*** PAGE EXTRACT ***

I know I haven’t been on here really this past week. It’s been a little crazy. I have had tech rehearsal for a Broadway Mashup show I’m in which,
BTW. If you live in the Bay Area near Fremont you should come to my performance! Our last show is tomorrow night, it’s at Ohlone College, tickets are either $10 or $12 I can never remember and the show is at 8:30. But be warned it’s a legit 3 hour show of musical theater and dancing so if you’re into that stuff it’s perfect. And I’m Link Larkin from Hairspray, which is kind of my dream role. And I dance and sing. So come. That is my shameless advertising.

***

▸ **EXERCISE TASKS**:
[A] In the post about the Broadway Mashup show, why has the writer barely been on here this past week? Answer in one to three sentences.
[B] In the entries below, render the stretch from the line containing "laughing-tears-emoji-icon — [61, 94, 81, 114]" through the line containing "poem-line: Вот закончились" as a JSON list of strings, one string per line, leaving out blank lines.

*** DATA FOR THIS EXERCISE ***

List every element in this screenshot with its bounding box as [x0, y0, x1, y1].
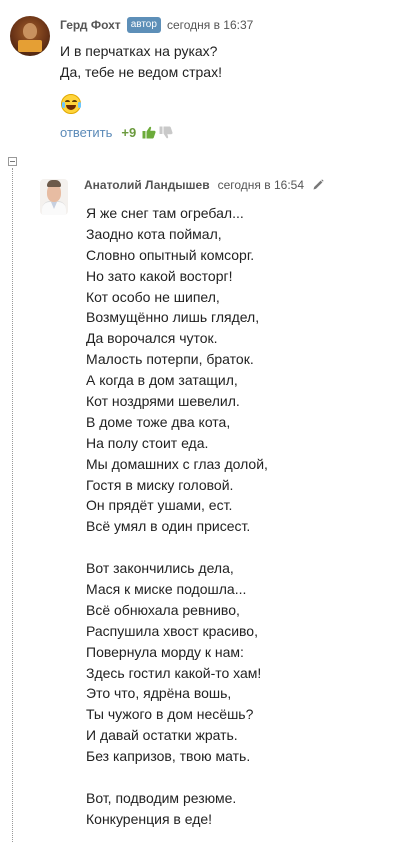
laughing-tears-emoji-icon — [61, 94, 81, 114]
poem-line: Это что, ядрёна вошь, — [86, 685, 232, 702]
poem-line: Возмущённо лишь глядел, — [86, 309, 260, 326]
comment-line: Да, тебе не ведом страх! — [60, 64, 222, 80]
poem-line: Вот закончились дела, — [86, 560, 234, 577]
author-name[interactable]: Герд Фохт — [60, 18, 121, 32]
poem-line: Всё обнюхала ревниво, — [86, 601, 240, 618]
emoji-eye — [65, 100, 70, 104]
emoji-tear — [78, 102, 81, 108]
poem-line: Кот особо не шипел, — [86, 288, 220, 305]
comment-actions: ответить +9 — [60, 124, 173, 140]
comment-header: Герд Фохт автор сегодня в 16:37 — [60, 16, 253, 34]
poem-line — [86, 537, 268, 558]
poem-line: Конкуренция в еде! — [86, 810, 213, 827]
poem-line: Повернула морду к нам: — [86, 643, 244, 660]
poem-line: Без капризов, твою мать. — [86, 748, 251, 765]
poem-line: На полу стоит еда. — [86, 434, 209, 451]
poem-line: Но зато какой восторг! — [86, 267, 233, 284]
avatar-figure-head — [23, 23, 37, 39]
poem-line: Вот, подводим резюме. — [86, 789, 237, 806]
poem-line: Я же снег там огребал... — [86, 205, 244, 221]
poem-line — [86, 767, 268, 788]
poem-line: Гостя в миску головой. — [86, 476, 234, 493]
author-name[interactable]: Анатолий Ландышев — [84, 178, 210, 192]
poem-line: Кот ноздрями шевелил. — [86, 393, 240, 410]
comment-time[interactable]: сегодня в 16:54 — [218, 178, 304, 192]
avatar[interactable] — [10, 16, 50, 56]
comment-line: И в перчатках на руках? — [60, 43, 218, 59]
poem-line: Мы домашних с глаз долой, — [86, 455, 268, 472]
author-badge: автор — [126, 17, 161, 33]
poem-line: Распушила хвост красиво, — [86, 622, 258, 639]
poem-line: А когда в дом затащил, — [86, 372, 238, 389]
thumbs-down-icon[interactable] — [159, 126, 173, 139]
vote-score: +9 — [121, 124, 137, 140]
poem-line: Заодно кота поймал, — [86, 225, 222, 242]
emoji-tear — [62, 102, 65, 108]
comment-time[interactable]: сегодня в 16:37 — [167, 18, 253, 32]
comment-text: Я же снег там огребал... Заодно кота пойм… — [86, 203, 268, 830]
poem-line: Да ворочался чуток. — [86, 330, 218, 347]
poem-line: Малость потерпи, браток. — [86, 351, 254, 368]
emoji-eye — [72, 100, 77, 104]
poem-line: И давай остатки жрать. — [86, 727, 238, 744]
reply-link[interactable]: ответить — [60, 125, 112, 140]
avatar-hair — [47, 180, 61, 187]
poem-line: В доме тоже два кота, — [86, 413, 231, 430]
poem-line: Ты чужого в дом несёшь? — [86, 706, 254, 723]
comment-text: И в перчатках на руках? Да, тебе не ведо… — [60, 41, 222, 83]
pencil-icon[interactable] — [312, 179, 324, 191]
comment-header: Анатолий Ландышев сегодня в 16:54 — [84, 177, 324, 193]
collapse-thread-button[interactable] — [8, 157, 17, 166]
avatar[interactable] — [40, 179, 68, 215]
thread-line — [12, 168, 13, 842]
poem-line: Всё умял в один присест. — [86, 518, 251, 535]
poem-line: Он прядёт ушами, ест. — [86, 497, 233, 514]
emoji-mouth — [66, 105, 76, 110]
poem-line: Мася к миске подошла... — [86, 581, 247, 598]
avatar-figure-book — [18, 40, 42, 52]
poem-line: Словно опытный комсорг. — [86, 246, 255, 263]
poem-line: Здесь гостил какой-то хам! — [86, 664, 262, 681]
thumbs-up-icon[interactable] — [142, 126, 156, 139]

***

▸ **THE SOLUTIONS**:
[A] The week has been a little crazy because the writer has had tech rehearsal for a Broadway Mashup show they are performing in.

[B]
[
  "laughing-tears-emoji-icon — [61, 94, 81, 114]",
  "poem-line: Это что, ядрёна вошь, — [86, 685, 232, 702]",
  "poem-line: Возмущённо лишь глядел, — [86, 309, 260, 326]",
  "comment-line: Да, тебе не ведом страх! — [60, 64, 222, 80]",
  "poem-line: Вот закончились дела, — [86, 560, 234, 577]"
]